WHAT YOU ARE ASKED TO DO:
Work through the data line by line, gathering every line that has the word "text".

Data entries
==========

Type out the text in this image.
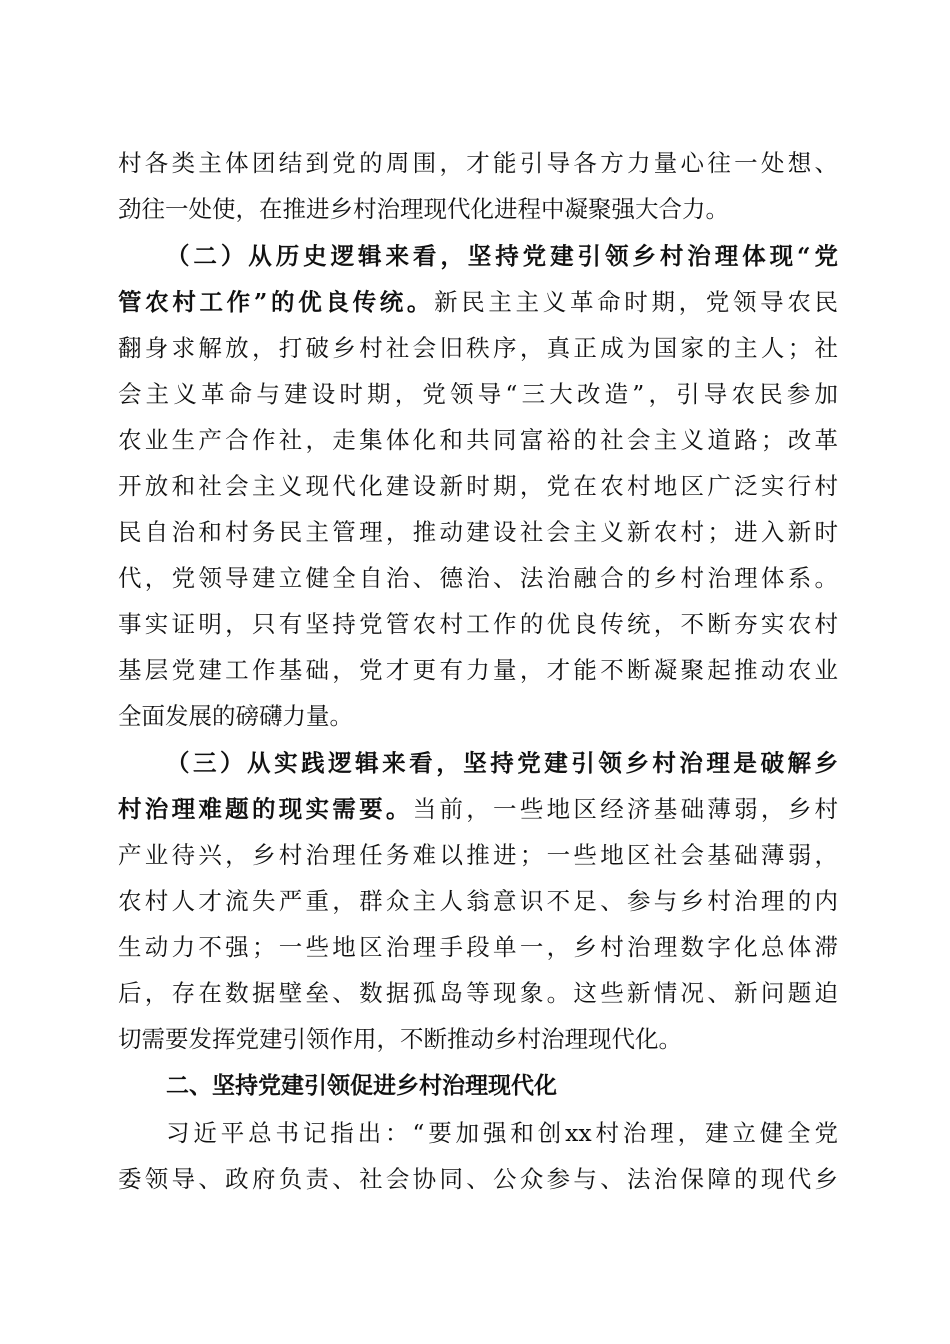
村各类主体团结到党的周围，才能引导各方力量心往一处想、
劲往一处使，在推进乡村治理现代化进程中凝聚强大合力。
（二）从历史逻辑来看，坚持党建引领乡村治理体现“党
管农村工作”的优良传统。新民主主义革命时期，党领导农民
翻身求解放，打破乡村社会旧秩序，真正成为国家的主人；社
会主义革命与建设时期，党领导“三大改造”，引导农民参加
农业生产合作社，走集体化和共同富裕的社会主义道路；改革
开放和社会主义现代化建设新时期，党在农村地区广泛实行村
民自治和村务民主管理，推动建设社会主义新农村；进入新时
代，党领导建立健全自治、德治、法治融合的乡村治理体系。
事实证明，只有坚持党管农村工作的优良传统，不断夯实农村
基层党建工作基础，党才更有力量，才能不断凝聚起推动农业
全面发展的磅礴力量。
（三）从实践逻辑来看，坚持党建引领乡村治理是破解乡
村治理难题的现实需要。当前，一些地区经济基础薄弱，乡村
产业待兴，乡村治理任务难以推进；一些地区社会基础薄弱，
农村人才流失严重，群众主人翁意识不足、参与乡村治理的内
生动力不强；一些地区治理手段单一，乡村治理数字化总体滞
后，存在数据壁垒、数据孤岛等现象。这些新情况、新问题迫
切需要发挥党建引领作用，不断推动乡村治理现代化。
二、坚持党建引领促进乡村治理现代化
习近平总书记指出：“要加强和创xx村治理，建立健全党
委领导、政府负责、社会协同、公众参与、法治保障的现代乡
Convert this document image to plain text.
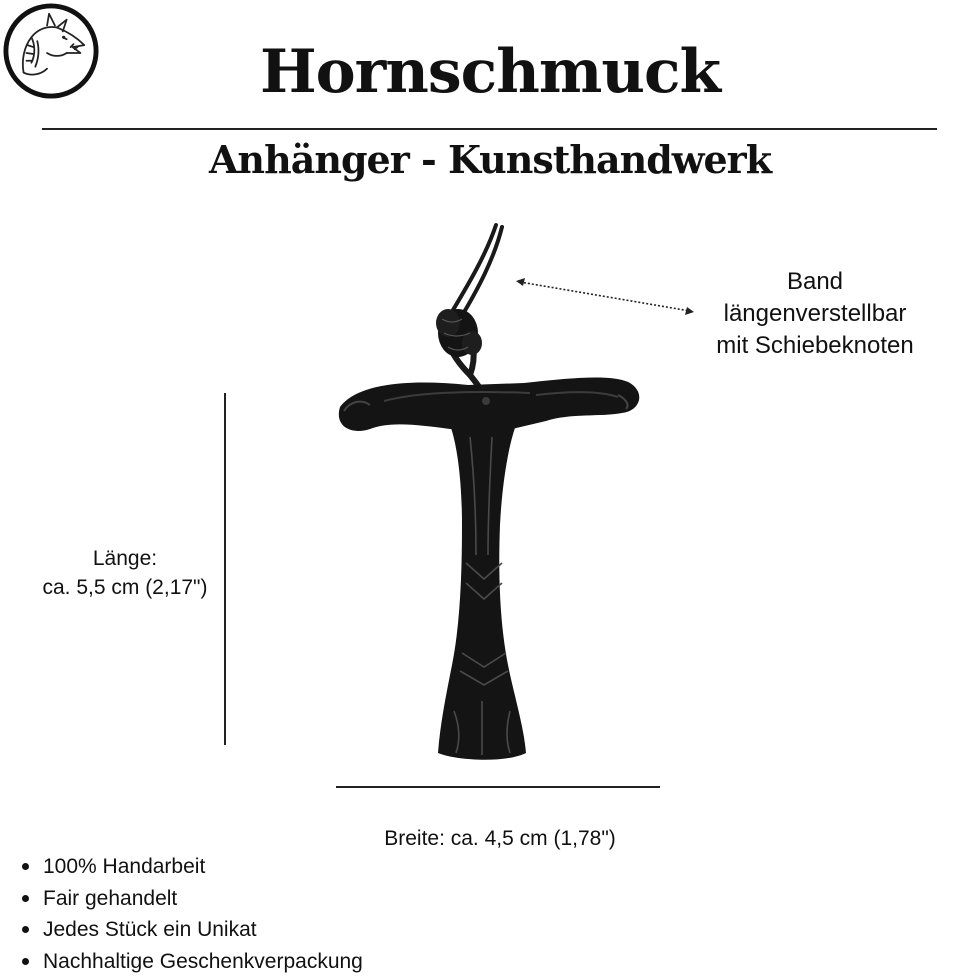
Hornschmuck
Anhänger - Kunsthandwerk
Band
längenverstellbar
mit Schiebeknoten
Länge:
ca. 5,5 cm (2,17")
Breite: ca. 4,5 cm (1,78")
100% Handarbeit
Fair gehandelt
Jedes Stück ein Unikat
Nachhaltige Geschenkverpackung
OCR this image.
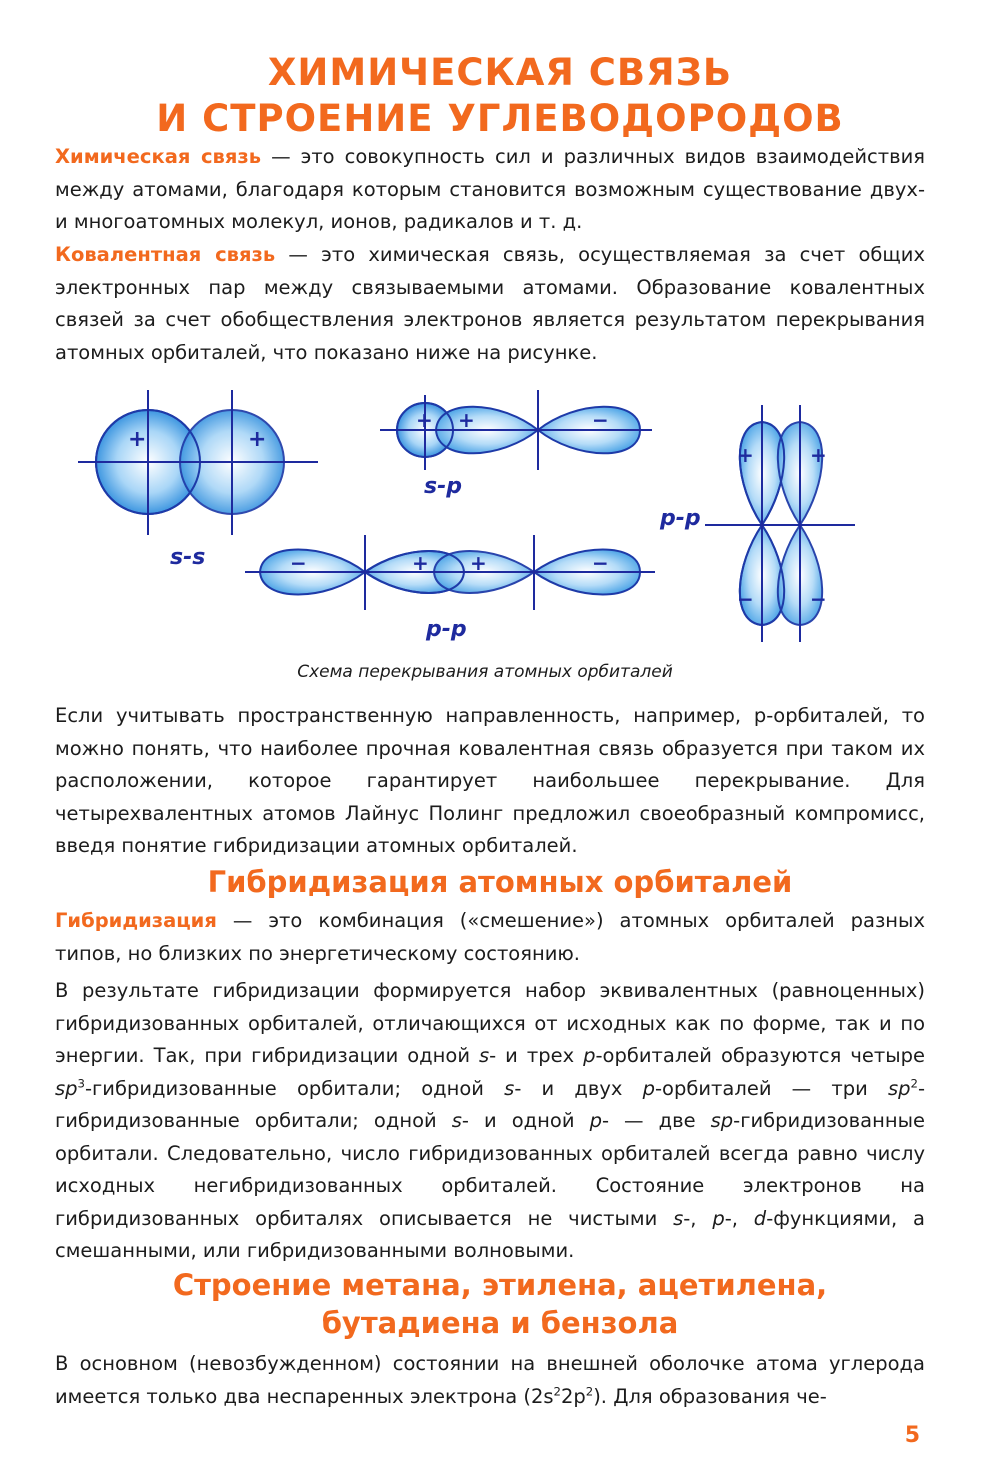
ХИМИЧЕСКАЯ СВЯЗЬ
И СТРОЕНИЕ УГЛЕВОДОРОДОВ
Химическая связь — это совокупность сил и различных видов взаимодействия между атомами, благодаря которым становится возможным существование двух- и многоатомных молекул, ионов, радикалов и т. д.
Ковалентная связь — это химическая связь, осуществляемая за счет общих электронных пар между связываемыми атомами. Образование ковалентных связей за счет обобществления электронов является результатом перекрывания атомных орбиталей, что показано ниже на рисунке.
+	+
s-s
+ +	−
s-p
−	+ +	−
p-p
+	+
−	−
p-p
Схема перекрывания атомных орбиталей
Если учитывать пространственную направленность, например, p-орбиталей, то можно понять, что наиболее прочная ковалентная связь образуется при таком их расположении, которое гарантирует наибольшее перекрывание. Для четырехвалентных атомов Лайнус Полинг предложил своеобразный компромисс, введя понятие гибридизации атомных орбиталей.
Гибридизация атомных орбиталей
Гибридизация — это комбинация («смешение») атомных орбиталей разных типов, но близких по энергетическому состоянию.
В результате гибридизации формируется набор эквивалентных (равноценных) гибридизованных орбиталей, отличающихся от исходных как по форме, так и по энергии. Так, при гибридизации одной s- и трех p-орбиталей образуются четыре $sp^3$-гибридизованные орбитали; одной s- и двух p-орбиталей — три $sp^2$-гибридизованные орбитали; одной s- и одной p- — две sp-гибридизованные орбитали. Следовательно, число гибридизованных орбиталей всегда равно числу исходных негибридизованных орбиталей. Состояние электронов на гибридизованных орбиталях описывается не чистыми s-, p-, d-функциями, а смешанными, или гибридизованными волновыми.
Строение метана, этилена, ацетилена,
бутадиена и бензола
В основном (невозбужденном) состоянии на внешней оболочке атома углерода имеется только два неспаренных электрона $(2s^22p^2)$. Для образования че-
5
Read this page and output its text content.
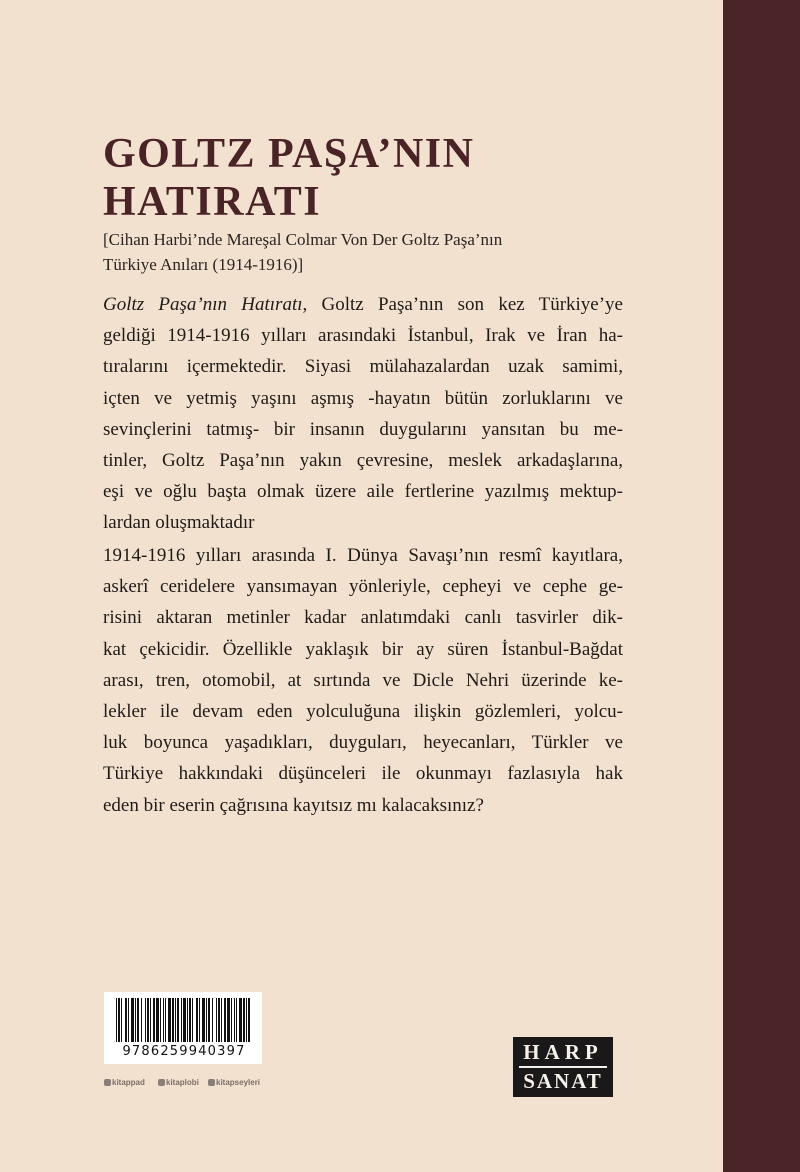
GOLTZ PAŞA’NIN
HATIRATI
[Cihan Harbi’nde Mareşal Colmar Von Der Goltz Paşa’nın
Türkiye Anıları (1914-1916)]
Goltz Paşa’nın Hatıratı, Goltz Paşa’nın son kez Türkiye’ye
geldiği 1914-1916 yılları arasındaki İstanbul, Irak ve İran ha-
tıralarını içermektedir. Siyasi mülahazalardan uzak samimi,
içten ve yetmiş yaşını aşmış -hayatın bütün zorluklarını ve
sevinçlerini tatmış- bir insanın duygularını yansıtan bu me-
tinler, Goltz Paşa’nın yakın çevresine, meslek arkadaşlarına,
eşi ve oğlu başta olmak üzere aile fertlerine yazılmış mektup-
lardan oluşmaktadır
1914-1916 yılları arasında I. Dünya Savaşı’nın resmî kayıtlara,
askerî ceridelere yansımayan yönleriyle, cepheyi ve cephe ge-
risini aktaran metinler kadar anlatımdaki canlı tasvirler dik-
kat çekicidir. Özellikle yaklaşık bir ay süren İstanbul-Bağdat
arası, tren, otomobil, at sırtında ve Dicle Nehri üzerinde ke-
lekler ile devam eden yolculuğuna ilişkin gözlemleri, yolcu-
luk boyunca yaşadıkları, duyguları, heyecanları, Türkler ve
Türkiye hakkındaki düşünceleri ile okunmayı fazlasıyla hak
eden bir eserin çağrısına kayıtsız mı kalacaksınız?
9786259940397
kitappad	kitaplobi	kitapseyleri
HARP
SANAT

==========

RESULT OF THE TASK:
Type out the text in this image.
Convert this document image to plain text.
Read this page and output its text content.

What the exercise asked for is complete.